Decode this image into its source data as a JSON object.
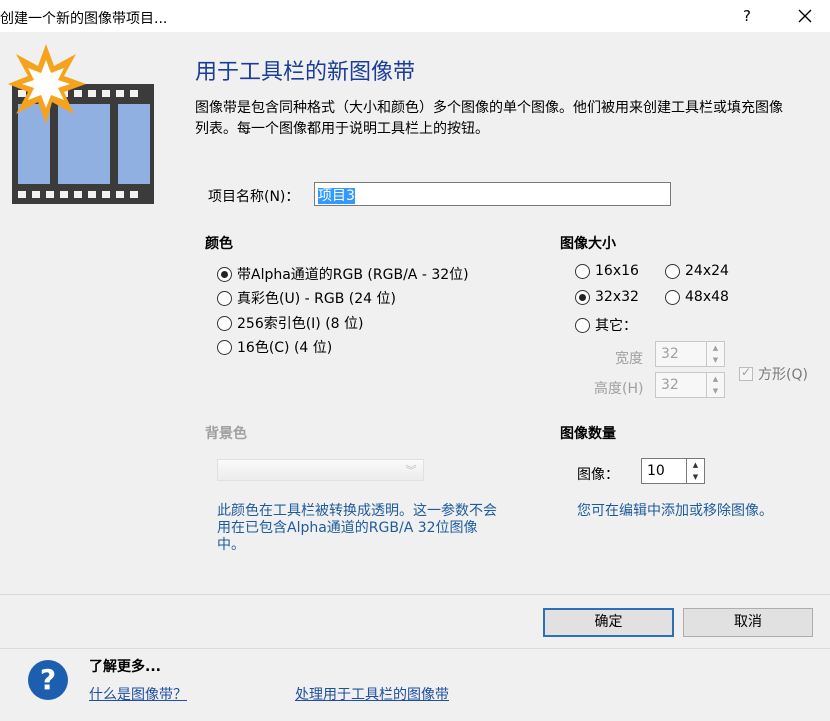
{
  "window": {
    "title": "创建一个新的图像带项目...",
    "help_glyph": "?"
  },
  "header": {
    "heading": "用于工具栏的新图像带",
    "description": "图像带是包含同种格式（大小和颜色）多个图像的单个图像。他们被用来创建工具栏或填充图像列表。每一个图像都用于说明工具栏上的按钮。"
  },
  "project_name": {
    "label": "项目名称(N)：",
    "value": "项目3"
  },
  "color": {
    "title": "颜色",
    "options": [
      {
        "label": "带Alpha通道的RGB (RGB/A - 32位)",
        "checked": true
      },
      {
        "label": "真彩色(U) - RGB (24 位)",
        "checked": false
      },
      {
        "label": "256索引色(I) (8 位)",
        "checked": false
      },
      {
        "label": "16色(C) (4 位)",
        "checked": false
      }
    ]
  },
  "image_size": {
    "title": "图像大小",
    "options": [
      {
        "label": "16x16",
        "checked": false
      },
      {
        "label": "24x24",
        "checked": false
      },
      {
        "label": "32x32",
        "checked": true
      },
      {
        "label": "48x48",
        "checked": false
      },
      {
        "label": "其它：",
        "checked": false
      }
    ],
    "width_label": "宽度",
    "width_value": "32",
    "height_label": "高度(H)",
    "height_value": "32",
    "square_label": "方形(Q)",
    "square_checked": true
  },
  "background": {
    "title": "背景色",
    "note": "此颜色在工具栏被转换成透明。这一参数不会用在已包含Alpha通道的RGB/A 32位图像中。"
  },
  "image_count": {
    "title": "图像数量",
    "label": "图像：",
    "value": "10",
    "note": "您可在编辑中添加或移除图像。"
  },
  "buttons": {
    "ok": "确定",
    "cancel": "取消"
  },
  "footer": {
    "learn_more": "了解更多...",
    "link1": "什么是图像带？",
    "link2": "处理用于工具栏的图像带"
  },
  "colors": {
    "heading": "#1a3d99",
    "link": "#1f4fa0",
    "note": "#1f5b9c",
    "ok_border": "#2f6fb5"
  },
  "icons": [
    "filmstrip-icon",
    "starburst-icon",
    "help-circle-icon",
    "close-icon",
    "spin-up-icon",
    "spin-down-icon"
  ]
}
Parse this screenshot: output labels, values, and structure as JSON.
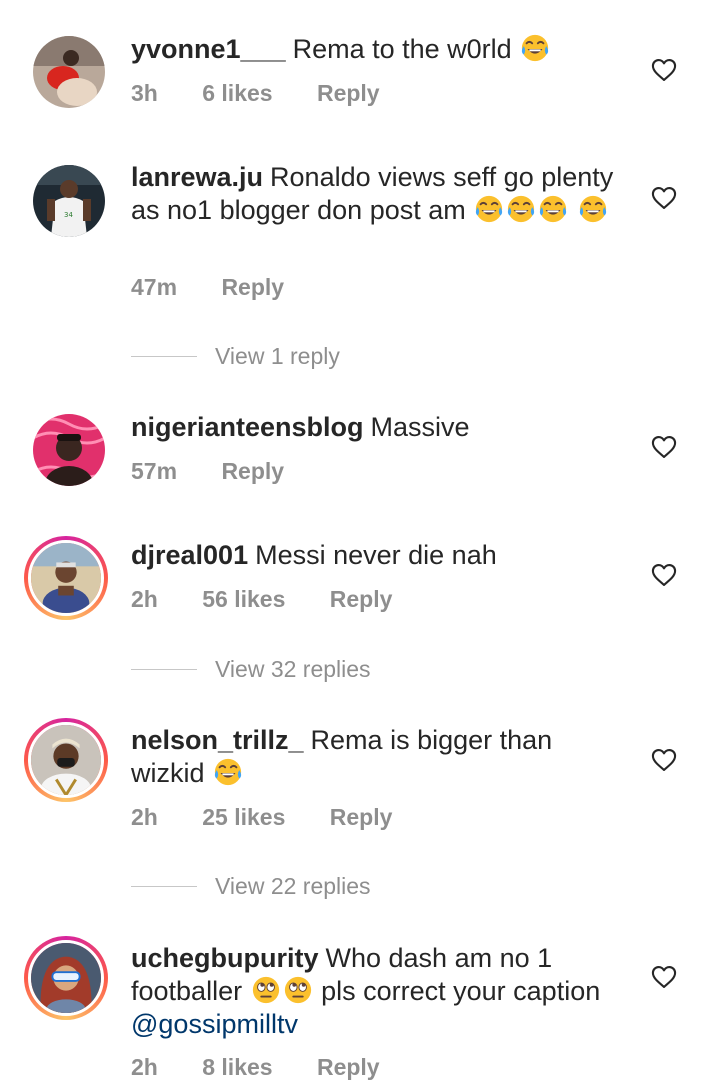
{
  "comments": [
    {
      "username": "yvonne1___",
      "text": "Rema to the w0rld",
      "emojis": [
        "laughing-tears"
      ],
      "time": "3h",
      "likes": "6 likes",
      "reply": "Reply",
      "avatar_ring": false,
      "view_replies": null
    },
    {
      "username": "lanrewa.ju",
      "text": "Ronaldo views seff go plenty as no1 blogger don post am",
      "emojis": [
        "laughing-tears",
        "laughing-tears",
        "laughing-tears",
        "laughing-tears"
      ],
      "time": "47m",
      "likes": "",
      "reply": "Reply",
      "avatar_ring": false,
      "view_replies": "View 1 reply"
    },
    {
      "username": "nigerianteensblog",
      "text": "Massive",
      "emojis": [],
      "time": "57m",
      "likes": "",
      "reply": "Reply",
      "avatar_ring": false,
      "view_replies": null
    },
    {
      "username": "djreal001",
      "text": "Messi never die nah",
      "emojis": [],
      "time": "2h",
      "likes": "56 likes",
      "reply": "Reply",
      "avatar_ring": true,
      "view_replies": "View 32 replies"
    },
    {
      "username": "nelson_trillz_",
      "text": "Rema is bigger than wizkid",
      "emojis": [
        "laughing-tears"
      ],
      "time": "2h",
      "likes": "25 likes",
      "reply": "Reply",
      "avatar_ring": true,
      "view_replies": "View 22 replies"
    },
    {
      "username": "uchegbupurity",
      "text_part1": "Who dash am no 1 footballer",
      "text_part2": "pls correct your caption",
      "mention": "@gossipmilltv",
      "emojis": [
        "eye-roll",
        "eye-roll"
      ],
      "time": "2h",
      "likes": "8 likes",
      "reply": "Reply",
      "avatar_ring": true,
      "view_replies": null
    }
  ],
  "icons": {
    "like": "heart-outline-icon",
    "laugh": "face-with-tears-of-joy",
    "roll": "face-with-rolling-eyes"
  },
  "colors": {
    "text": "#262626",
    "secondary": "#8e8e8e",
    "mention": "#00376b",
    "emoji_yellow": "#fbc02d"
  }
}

Objective ▸ Omit every picture while copying the listing above exactly.

Output ▸
Decode this image into its source data as a JSON object.
{
  "window": {
    "title": "创建一个新的图像带项目...",
    "help_glyph": "?"
  },
  "header": {
    "heading": "用于工具栏的新图像带",
    "description": "图像带是包含同种格式（大小和颜色）多个图像的单个图像。他们被用来创建工具栏或填充图像列表。每一个图像都用于说明工具栏上的按钮。"
  },
  "project_name": {
    "label": "项目名称(N)：",
    "value": "项目3"
  },
  "color": {
    "title": "颜色",
    "options": [
      {
        "label": "带Alpha通道的RGB (RGB/A - 32位)",
        "checked": true
      },
      {
        "label": "真彩色(U) - RGB (24 位)",
        "checked": false
      },
      {
        "label": "256索引色(I) (8 位)",
        "checked": false
      },
      {
        "label": "16色(C) (4 位)",
        "checked": false
      }
    ]
  },
  "image_size": {
    "title": "图像大小",
    "options": [
      {
        "label": "16x16",
        "checked": false
      },
      {
        "label": "24x24",
        "checked": false
      },
      {
        "label": "32x32",
        "checked": true
      },
      {
        "label": "48x48",
        "checked": false
      },
      {
        "label": "其它：",
        "checked": false
      }
    ],
    "width_label": "宽度",
    "width_value": "32",
    "height_label": "高度(H)",
    "height_value": "32",
    "square_label": "方形(Q)",
    "square_checked": true
  },
  "background": {
    "title": "背景色",
    "note": "此颜色在工具栏被转换成透明。这一参数不会用在已包含Alpha通道的RGB/A 32位图像中。"
  },
  "image_count": {
    "title": "图像数量",
    "label": "图像：",
    "value": "10",
    "note": "您可在编辑中添加或移除图像。"
  },
  "buttons": {
    "ok": "确定",
    "cancel": "取消"
  },
  "footer": {
    "learn_more": "了解更多...",
    "link1": "什么是图像带？",
    "link2": "处理用于工具栏的图像带"
  },
  "colors": {
    "heading": "#1a3d99",
    "link": "#1f4fa0",
    "note": "#1f5b9c",
    "ok_border": "#2f6fb5"
  },
  "icons": [
    "filmstrip-icon",
    "starburst-icon",
    "help-circle-icon",
    "close-icon",
    "spin-up-icon",
    "spin-down-icon"
  ]
}
Parse this screenshot: output labels, values, and structure as JSON.
{
  "comments": [
    {
      "username": "yvonne1___",
      "text": "Rema to the w0rld",
      "emojis": [
        "laughing-tears"
      ],
      "time": "3h",
      "likes": "6 likes",
      "reply": "Reply",
      "avatar_ring": false,
      "view_replies": null
    },
    {
      "username": "lanrewa.ju",
      "text": "Ronaldo views seff go plenty as no1 blogger don post am",
      "emojis": [
        "laughing-tears",
        "laughing-tears",
        "laughing-tears",
        "laughing-tears"
      ],
      "time": "47m",
      "likes": "",
      "reply": "Reply",
      "avatar_ring": false,
      "view_replies": "View 1 reply"
    },
    {
      "username": "nigerianteensblog",
      "text": "Massive",
      "emojis": [],
      "time": "57m",
      "likes": "",
      "reply": "Reply",
      "avatar_ring": false,
      "view_replies": null
    },
    {
      "username": "djreal001",
      "text": "Messi never die nah",
      "emojis": [],
      "time": "2h",
      "likes": "56 likes",
      "reply": "Reply",
      "avatar_ring": true,
      "view_replies": "View 32 replies"
    },
    {
      "username": "nelson_trillz_",
      "text": "Rema is bigger than wizkid",
      "emojis": [
        "laughing-tears"
      ],
      "time": "2h",
      "likes": "25 likes",
      "reply": "Reply",
      "avatar_ring": true,
      "view_replies": "View 22 replies"
    },
    {
      "username": "uchegbupurity",
      "text_part1": "Who dash am no 1 footballer",
      "text_part2": "pls correct your caption",
      "mention": "@gossipmilltv",
      "emojis": [
        "eye-roll",
        "eye-roll"
      ],
      "time": "2h",
      "likes": "8 likes",
      "reply": "Reply",
      "avatar_ring": true,
      "view_replies": null
    }
  ],
  "icons": {
    "like": "heart-outline-icon",
    "laugh": "face-with-tears-of-joy",
    "roll": "face-with-rolling-eyes"
  },
  "colors": {
    "text": "#262626",
    "secondary": "#8e8e8e",
    "mention": "#00376b",
    "emoji_yellow": "#fbc02d"
  }
}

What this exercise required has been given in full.